▸ The records:
----

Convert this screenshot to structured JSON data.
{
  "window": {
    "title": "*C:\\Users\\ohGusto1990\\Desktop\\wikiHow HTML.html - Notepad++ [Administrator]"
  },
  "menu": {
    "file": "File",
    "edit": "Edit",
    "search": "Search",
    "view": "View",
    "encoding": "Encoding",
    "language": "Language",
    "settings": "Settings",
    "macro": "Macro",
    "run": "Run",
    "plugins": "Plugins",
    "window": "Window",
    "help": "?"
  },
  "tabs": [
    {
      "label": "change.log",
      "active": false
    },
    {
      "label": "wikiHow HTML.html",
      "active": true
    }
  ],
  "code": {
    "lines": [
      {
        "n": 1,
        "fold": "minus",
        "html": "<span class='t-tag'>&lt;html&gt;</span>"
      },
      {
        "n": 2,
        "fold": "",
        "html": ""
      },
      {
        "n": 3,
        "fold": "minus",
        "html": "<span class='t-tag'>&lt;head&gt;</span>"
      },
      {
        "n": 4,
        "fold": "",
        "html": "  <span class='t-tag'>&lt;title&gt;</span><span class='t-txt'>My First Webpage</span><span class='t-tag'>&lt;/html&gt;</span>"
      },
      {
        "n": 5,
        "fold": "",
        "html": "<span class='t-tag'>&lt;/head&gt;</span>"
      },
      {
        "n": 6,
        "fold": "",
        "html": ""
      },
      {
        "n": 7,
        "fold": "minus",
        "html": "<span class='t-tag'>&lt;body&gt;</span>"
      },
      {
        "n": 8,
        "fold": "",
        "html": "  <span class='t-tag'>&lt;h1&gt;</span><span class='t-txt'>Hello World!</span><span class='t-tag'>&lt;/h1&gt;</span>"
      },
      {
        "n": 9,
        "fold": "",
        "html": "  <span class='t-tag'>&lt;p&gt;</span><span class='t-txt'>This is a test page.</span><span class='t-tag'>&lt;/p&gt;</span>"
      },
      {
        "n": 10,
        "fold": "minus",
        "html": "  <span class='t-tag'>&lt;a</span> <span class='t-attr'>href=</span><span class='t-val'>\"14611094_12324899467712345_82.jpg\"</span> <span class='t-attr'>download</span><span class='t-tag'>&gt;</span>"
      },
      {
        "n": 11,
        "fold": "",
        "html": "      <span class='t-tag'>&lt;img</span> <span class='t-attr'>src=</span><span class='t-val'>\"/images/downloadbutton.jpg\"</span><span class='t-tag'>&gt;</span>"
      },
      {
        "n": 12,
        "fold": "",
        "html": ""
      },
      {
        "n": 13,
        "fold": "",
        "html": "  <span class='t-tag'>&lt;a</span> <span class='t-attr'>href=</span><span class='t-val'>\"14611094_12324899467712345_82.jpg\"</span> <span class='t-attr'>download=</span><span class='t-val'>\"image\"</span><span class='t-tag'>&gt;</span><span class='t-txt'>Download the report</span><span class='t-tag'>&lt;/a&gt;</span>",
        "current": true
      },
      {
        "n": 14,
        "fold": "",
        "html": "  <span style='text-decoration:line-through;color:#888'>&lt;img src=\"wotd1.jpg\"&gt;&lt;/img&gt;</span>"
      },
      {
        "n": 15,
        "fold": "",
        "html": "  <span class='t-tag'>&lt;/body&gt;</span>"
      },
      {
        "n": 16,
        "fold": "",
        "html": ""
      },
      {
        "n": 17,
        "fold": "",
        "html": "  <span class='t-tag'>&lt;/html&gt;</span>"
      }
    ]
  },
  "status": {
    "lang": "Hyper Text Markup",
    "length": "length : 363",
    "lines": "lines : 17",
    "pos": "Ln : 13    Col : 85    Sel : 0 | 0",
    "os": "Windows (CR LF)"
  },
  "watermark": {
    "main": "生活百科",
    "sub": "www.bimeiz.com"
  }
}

----

▸ What to do: From the first line to the last, please quote the material above exactly.

▸ Exercise result:
Convert this screenshot to structured JSON data.
{
  "window": {
    "title": "*C:\\Users\\ohGusto1990\\Desktop\\wikiHow HTML.html - Notepad++ [Administrator]"
  },
  "menu": {
    "file": "File",
    "edit": "Edit",
    "search": "Search",
    "view": "View",
    "encoding": "Encoding",
    "language": "Language",
    "settings": "Settings",
    "macro": "Macro",
    "run": "Run",
    "plugins": "Plugins",
    "window": "Window",
    "help": "?"
  },
  "tabs": [
    {
      "label": "change.log",
      "active": false
    },
    {
      "label": "wikiHow HTML.html",
      "active": true
    }
  ],
  "code": {
    "lines": [
      {
        "n": 1,
        "fold": "minus",
        "html": "<span class='t-tag'>&lt;html&gt;</span>"
      },
      {
        "n": 2,
        "fold": "",
        "html": ""
      },
      {
        "n": 3,
        "fold": "minus",
        "html": "<span class='t-tag'>&lt;head&gt;</span>"
      },
      {
        "n": 4,
        "fold": "",
        "html": "  <span class='t-tag'>&lt;title&gt;</span><span class='t-txt'>My First Webpage</span><span class='t-tag'>&lt;/html&gt;</span>"
      },
      {
        "n": 5,
        "fold": "",
        "html": "<span class='t-tag'>&lt;/head&gt;</span>"
      },
      {
        "n": 6,
        "fold": "",
        "html": ""
      },
      {
        "n": 7,
        "fold": "minus",
        "html": "<span class='t-tag'>&lt;body&gt;</span>"
      },
      {
        "n": 8,
        "fold": "",
        "html": "  <span class='t-tag'>&lt;h1&gt;</span><span class='t-txt'>Hello World!</span><span class='t-tag'>&lt;/h1&gt;</span>"
      },
      {
        "n": 9,
        "fold": "",
        "html": "  <span class='t-tag'>&lt;p&gt;</span><span class='t-txt'>This is a test page.</span><span class='t-tag'>&lt;/p&gt;</span>"
      },
      {
        "n": 10,
        "fold": "minus",
        "html": "  <span class='t-tag'>&lt;a</span> <span class='t-attr'>href=</span><span class='t-val'>\"14611094_12324899467712345_82.jpg\"</span> <span class='t-attr'>download</span><span class='t-tag'>&gt;</span>"
      },
      {
        "n": 11,
        "fold": "",
        "html": "      <span class='t-tag'>&lt;img</span> <span class='t-attr'>src=</span><span class='t-val'>\"/images/downloadbutton.jpg\"</span><span class='t-tag'>&gt;</span>"
      },
      {
        "n": 12,
        "fold": "",
        "html": ""
      },
      {
        "n": 13,
        "fold": "",
        "html": "  <span class='t-tag'>&lt;a</span> <span class='t-attr'>href=</span><span class='t-val'>\"14611094_12324899467712345_82.jpg\"</span> <span class='t-attr'>download=</span><span class='t-val'>\"image\"</span><span class='t-tag'>&gt;</span><span class='t-txt'>Download the report</span><span class='t-tag'>&lt;/a&gt;</span>",
        "current": true
      },
      {
        "n": 14,
        "fold": "",
        "html": "  <span style='text-decoration:line-through;color:#888'>&lt;img src=\"wotd1.jpg\"&gt;&lt;/img&gt;</span>"
      },
      {
        "n": 15,
        "fold": "",
        "html": "  <span class='t-tag'>&lt;/body&gt;</span>"
      },
      {
        "n": 16,
        "fold": "",
        "html": ""
      },
      {
        "n": 17,
        "fold": "",
        "html": "  <span class='t-tag'>&lt;/html&gt;</span>"
      }
    ]
  },
  "status": {
    "lang": "Hyper Text Markup",
    "length": "length : 363",
    "lines": "lines : 17",
    "pos": "Ln : 13    Col : 85    Sel : 0 | 0",
    "os": "Windows (CR LF)"
  },
  "watermark": {
    "main": "生活百科",
    "sub": "www.bimeiz.com"
  }
}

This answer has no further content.